• Exercise requirements: Find the lines holding the word "Jaén" and collect them.

• Listed entries:
·····
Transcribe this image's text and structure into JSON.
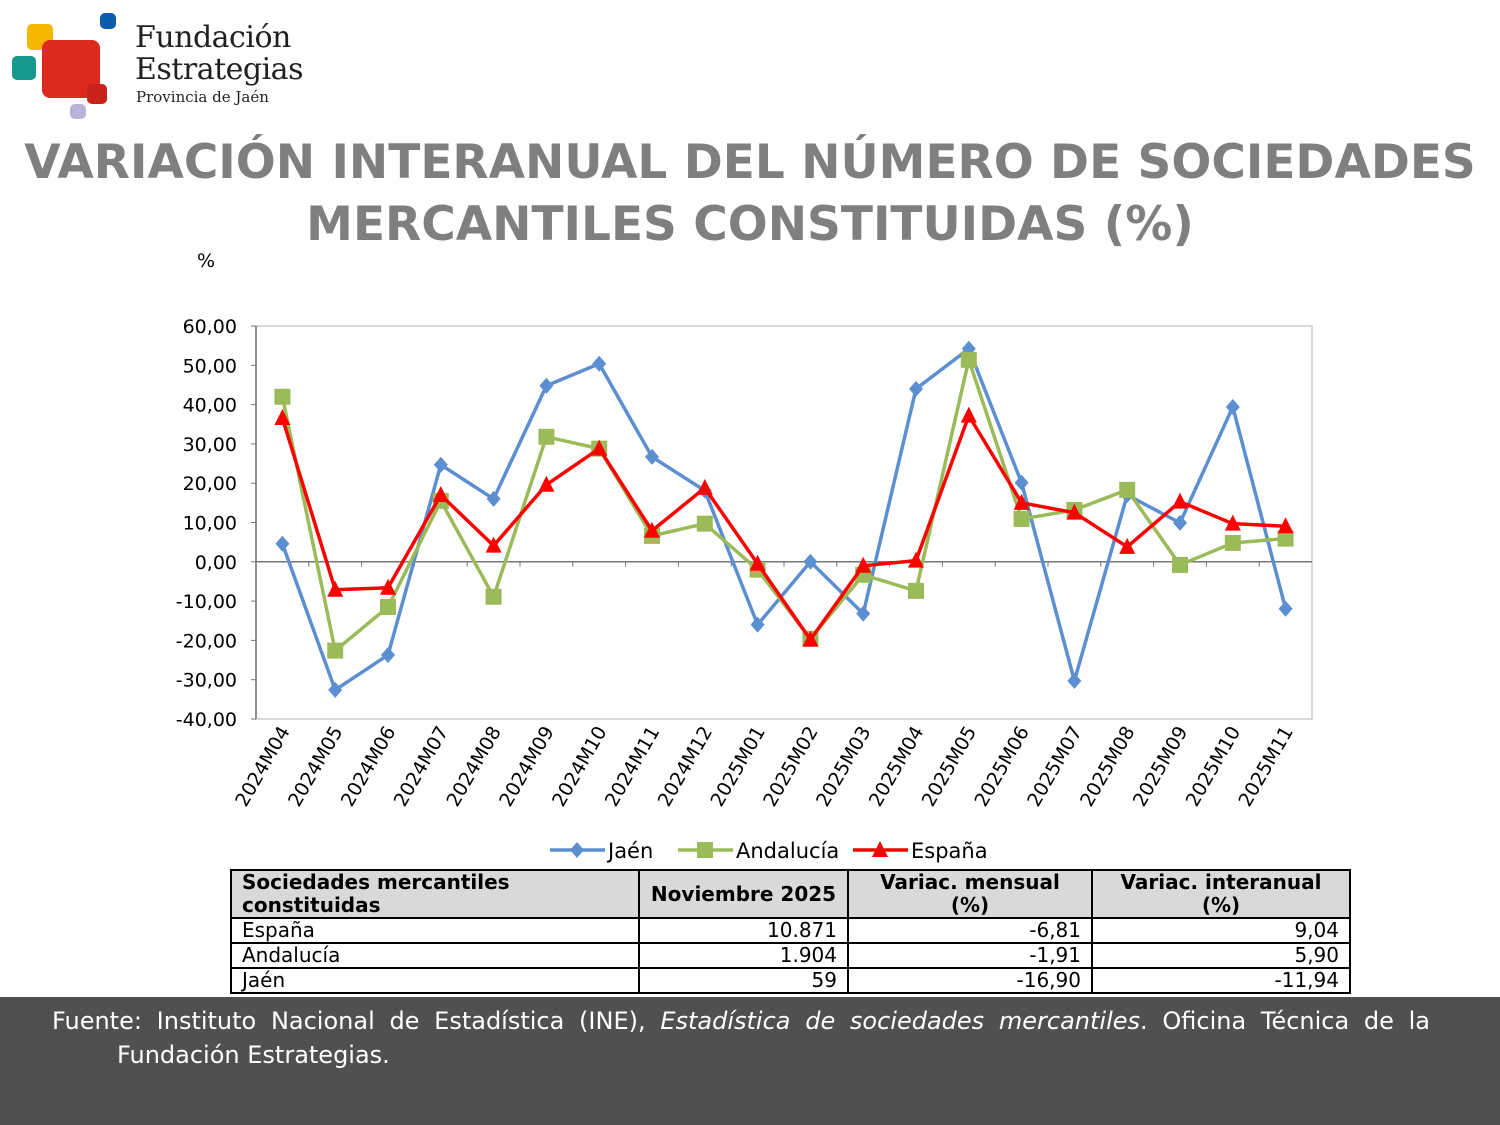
{
  "logo": {
    "line1": "Fundación",
    "line2": "Estrategias",
    "line3": "Provincia de Jaén"
  },
  "title_line1": "VARIACIÓN INTERANUAL DEL NÚMERO DE SOCIEDADES",
  "title_line2": "MERCANTILES CONSTITUIDAS (%)",
  "chart_data": {
    "type": "line",
    "ylabel": "%",
    "ylim": [
      -40,
      60
    ],
    "yticks": [
      "60,00",
      "50,00",
      "40,00",
      "30,00",
      "20,00",
      "10,00",
      "0,00",
      "-10,00",
      "-20,00",
      "-30,00",
      "-40,00"
    ],
    "categories": [
      "2024M04",
      "2024M05",
      "2024M06",
      "2024M07",
      "2024M08",
      "2024M09",
      "2024M10",
      "2024M11",
      "2024M12",
      "2025M01",
      "2025M02",
      "2025M03",
      "2025M04",
      "2025M05",
      "2025M06",
      "2025M07",
      "2025M08",
      "2025M09",
      "2025M10",
      "2025M11"
    ],
    "legend": "bottom",
    "series": [
      {
        "name": "Jaén",
        "color": "#5b8fd1",
        "marker": "diamond",
        "values": [
          4.6,
          -32.6,
          -23.7,
          24.7,
          16.0,
          44.8,
          50.4,
          26.7,
          18.1,
          -16.0,
          0.0,
          -13.2,
          44.0,
          54.2,
          20.1,
          -30.3,
          17.0,
          9.9,
          39.4,
          -11.94
        ]
      },
      {
        "name": "Andalucía",
        "color": "#9bbb59",
        "marker": "square",
        "values": [
          42.0,
          -22.6,
          -11.5,
          15.5,
          -8.9,
          31.8,
          28.8,
          6.6,
          9.7,
          -2.0,
          -19.6,
          -3.3,
          -7.4,
          51.4,
          10.9,
          13.2,
          18.3,
          -0.8,
          4.8,
          5.9
        ]
      },
      {
        "name": "España",
        "color": "#ff0000",
        "marker": "triangle",
        "values": [
          36.6,
          -7.1,
          -6.6,
          17.0,
          4.1,
          19.6,
          28.8,
          7.9,
          18.8,
          -0.5,
          -19.8,
          -1.0,
          0.3,
          37.2,
          15.0,
          12.5,
          3.8,
          15.3,
          9.7,
          9.04
        ]
      }
    ]
  },
  "table": {
    "headers": [
      "Sociedades mercantiles constituidas",
      "Noviembre 2025",
      "Variac. mensual (%)",
      "Variac. interanual (%)"
    ],
    "rows": [
      [
        "España",
        "10.871",
        "-6,81",
        "9,04"
      ],
      [
        "Andalucía",
        "1.904",
        "-1,91",
        "5,90"
      ],
      [
        "Jaén",
        "59",
        "-16,90",
        "-11,94"
      ]
    ]
  },
  "footer": {
    "prefix": "Fuente: Instituto Nacional de Estadística (INE),",
    "italic": "Estadística de sociedades mercantiles",
    "suffix": ". Oficina Técnica de la",
    "line2": "Fundación Estrategias."
  }
}
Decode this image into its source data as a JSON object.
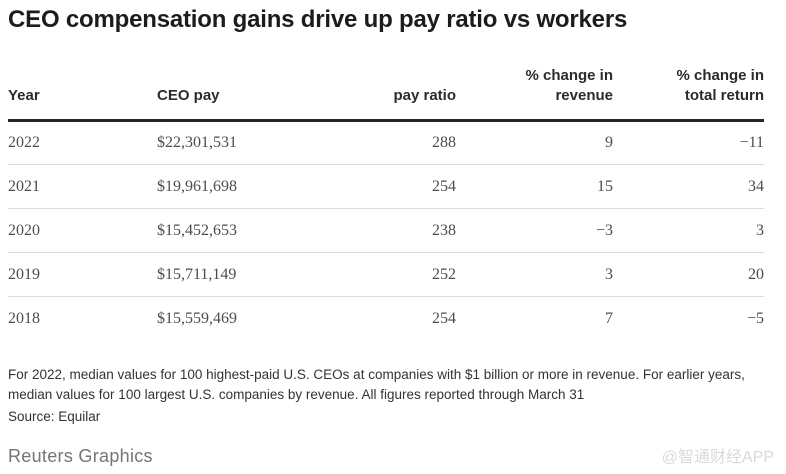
{
  "page": {
    "title": "CEO compensation gains drive up pay ratio vs workers",
    "note": "For 2022, median values for 100 highest-paid U.S. CEOs at companies with $1 billion or more in revenue. For earlier years, median values for 100 largest U.S. companies by revenue. All figures reported through March 31",
    "source": "Source: Equilar",
    "credit": "Reuters Graphics",
    "watermark": "@智通财经APP"
  },
  "table": {
    "columns": [
      {
        "line1": "",
        "line2": "Year"
      },
      {
        "line1": "",
        "line2": "CEO pay"
      },
      {
        "line1": "",
        "line2": "pay ratio"
      },
      {
        "line1": "% change in",
        "line2": "revenue"
      },
      {
        "line1": "% change in",
        "line2": "total return"
      }
    ],
    "rows": [
      {
        "year": "2022",
        "ceo_pay": "$22,301,531",
        "pay_ratio": "288",
        "revenue_change": "9",
        "total_return_change": "−11"
      },
      {
        "year": "2021",
        "ceo_pay": "$19,961,698",
        "pay_ratio": "254",
        "revenue_change": "15",
        "total_return_change": "34"
      },
      {
        "year": "2020",
        "ceo_pay": "$15,452,653",
        "pay_ratio": "238",
        "revenue_change": "−3",
        "total_return_change": "3"
      },
      {
        "year": "2019",
        "ceo_pay": "$15,711,149",
        "pay_ratio": "252",
        "revenue_change": "3",
        "total_return_change": "20"
      },
      {
        "year": "2018",
        "ceo_pay": "$15,559,469",
        "pay_ratio": "254",
        "revenue_change": "7",
        "total_return_change": "−5"
      }
    ]
  },
  "chart_data": {
    "type": "table",
    "title": "CEO compensation gains drive up pay ratio vs workers",
    "columns": [
      "Year",
      "CEO pay",
      "pay ratio",
      "% change in revenue",
      "% change in total return"
    ],
    "rows": [
      [
        2022,
        22301531,
        288,
        9,
        -11
      ],
      [
        2021,
        19961698,
        254,
        15,
        34
      ],
      [
        2020,
        15452653,
        238,
        -3,
        3
      ],
      [
        2019,
        15711149,
        252,
        3,
        20
      ],
      [
        2018,
        15559469,
        254,
        7,
        -5
      ]
    ],
    "note": "For 2022, median values for 100 highest-paid U.S. CEOs at companies with $1 billion or more in revenue. For earlier years, median values for 100 largest U.S. companies by revenue. All figures reported through March 31",
    "source": "Equilar"
  },
  "colors": {
    "title_text": "#1c1c1c",
    "header_text": "#2b2b2b",
    "header_rule": "#252525",
    "body_text": "#4d4d4d",
    "row_divider": "#dcdcdc",
    "note_text": "#333333",
    "credit_text": "#757575",
    "watermark_text": "#d9d9d9",
    "background": "#ffffff"
  }
}
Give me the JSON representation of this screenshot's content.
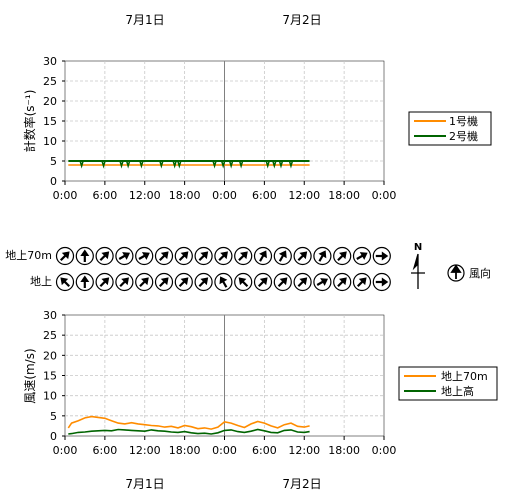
{
  "date_labels": [
    "7月1日",
    "7月2日"
  ],
  "time_ticks": [
    "0:00",
    "6:00",
    "12:00",
    "18:00",
    "0:00",
    "6:00",
    "12:00",
    "18:00",
    "0:00"
  ],
  "count_chart": {
    "ylabel": "計数率(s⁻¹)",
    "yticks": [
      "30",
      "25",
      "20",
      "15",
      "10",
      "5",
      "0"
    ],
    "legend": [
      "1号機",
      "2号機"
    ]
  },
  "wind_direction": {
    "row_labels": [
      "地上70m",
      "地上"
    ],
    "north_label": "N",
    "legend_label": "風向"
  },
  "wind_chart": {
    "ylabel": "風速(m/s)",
    "yticks": [
      "30",
      "25",
      "20",
      "15",
      "10",
      "5",
      "0"
    ],
    "legend": [
      "地上70m",
      "地上高"
    ]
  },
  "colors": {
    "series_orange": "#ff8c00",
    "series_green": "#006400",
    "grid": "#c8c8c8",
    "day_line": "#808080"
  },
  "chart_data": [
    {
      "type": "line",
      "x_unit": "hours since 7月1日 0:00",
      "xlim": [
        0,
        48
      ],
      "ylim": [
        0,
        30
      ],
      "ylabel": "計数率(s⁻¹)",
      "grid": true,
      "legend_position": "right",
      "series": [
        {
          "name": "1号機",
          "color": "#ff8c00",
          "x": [
            0.5,
            36.8
          ],
          "y": [
            4.0,
            4.0
          ]
        },
        {
          "name": "2号機",
          "color": "#006400",
          "x": [
            0.5,
            36.8
          ],
          "y": [
            5.0,
            5.0
          ],
          "dips_at_hours": [
            2.5,
            5.8,
            8.5,
            9.5,
            11.5,
            14.5,
            16.5,
            17.2,
            22.5,
            23.8,
            25,
            26.5,
            30.5,
            31.5,
            32.5,
            34.0
          ]
        }
      ]
    },
    {
      "type": "line",
      "x_unit": "hours since 7月1日 0:00",
      "xlim": [
        0,
        48
      ],
      "ylim": [
        0,
        30
      ],
      "ylabel": "風速(m/s)",
      "grid": true,
      "legend_position": "right",
      "series": [
        {
          "name": "地上70m",
          "color": "#ff8c00",
          "x": [
            0.5,
            1,
            2,
            3,
            4,
            5,
            6,
            7,
            8,
            9,
            10,
            11,
            12,
            13,
            14,
            15,
            16,
            17,
            18,
            19,
            20,
            21,
            22,
            23,
            24,
            25,
            26,
            27,
            28,
            29,
            30,
            31,
            32,
            33,
            34,
            35,
            36,
            36.8
          ],
          "y": [
            2.0,
            3.2,
            3.8,
            4.5,
            4.8,
            4.6,
            4.4,
            3.8,
            3.2,
            3.0,
            3.3,
            3.0,
            2.8,
            2.6,
            2.5,
            2.2,
            2.4,
            2.0,
            2.6,
            2.3,
            1.8,
            2.0,
            1.7,
            2.2,
            3.5,
            3.2,
            2.6,
            2.1,
            3.0,
            3.6,
            3.2,
            2.5,
            2.0,
            2.8,
            3.2,
            2.4,
            2.2,
            2.5
          ]
        },
        {
          "name": "地上高",
          "color": "#006400",
          "x": [
            0.5,
            1,
            2,
            3,
            4,
            5,
            6,
            7,
            8,
            9,
            10,
            11,
            12,
            13,
            14,
            15,
            16,
            17,
            18,
            19,
            20,
            21,
            22,
            23,
            24,
            25,
            26,
            27,
            28,
            29,
            30,
            31,
            32,
            33,
            34,
            35,
            36,
            36.8
          ],
          "y": [
            0.5,
            0.6,
            0.9,
            1.0,
            1.2,
            1.3,
            1.4,
            1.3,
            1.6,
            1.5,
            1.4,
            1.3,
            1.2,
            1.5,
            1.3,
            1.2,
            1.0,
            0.9,
            1.1,
            0.8,
            0.6,
            0.7,
            0.5,
            0.8,
            1.4,
            1.5,
            1.1,
            0.9,
            1.2,
            1.6,
            1.3,
            0.9,
            0.8,
            1.4,
            1.5,
            1.0,
            0.9,
            1.1
          ]
        }
      ]
    },
    {
      "type": "wind_direction",
      "rows": [
        "地上70m",
        "地上"
      ],
      "directions_deg": [
        [
          45,
          0,
          45,
          60,
          60,
          45,
          45,
          45,
          45,
          45,
          30,
          30,
          45,
          30,
          45,
          60,
          90
        ],
        [
          315,
          0,
          45,
          45,
          45,
          45,
          45,
          45,
          330,
          315,
          45,
          45,
          45,
          60,
          45,
          45,
          90
        ]
      ]
    }
  ]
}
·····
• Response:
    "line3": "Provincia de Jaén"
        "name": "Jaén",
        "Jaén",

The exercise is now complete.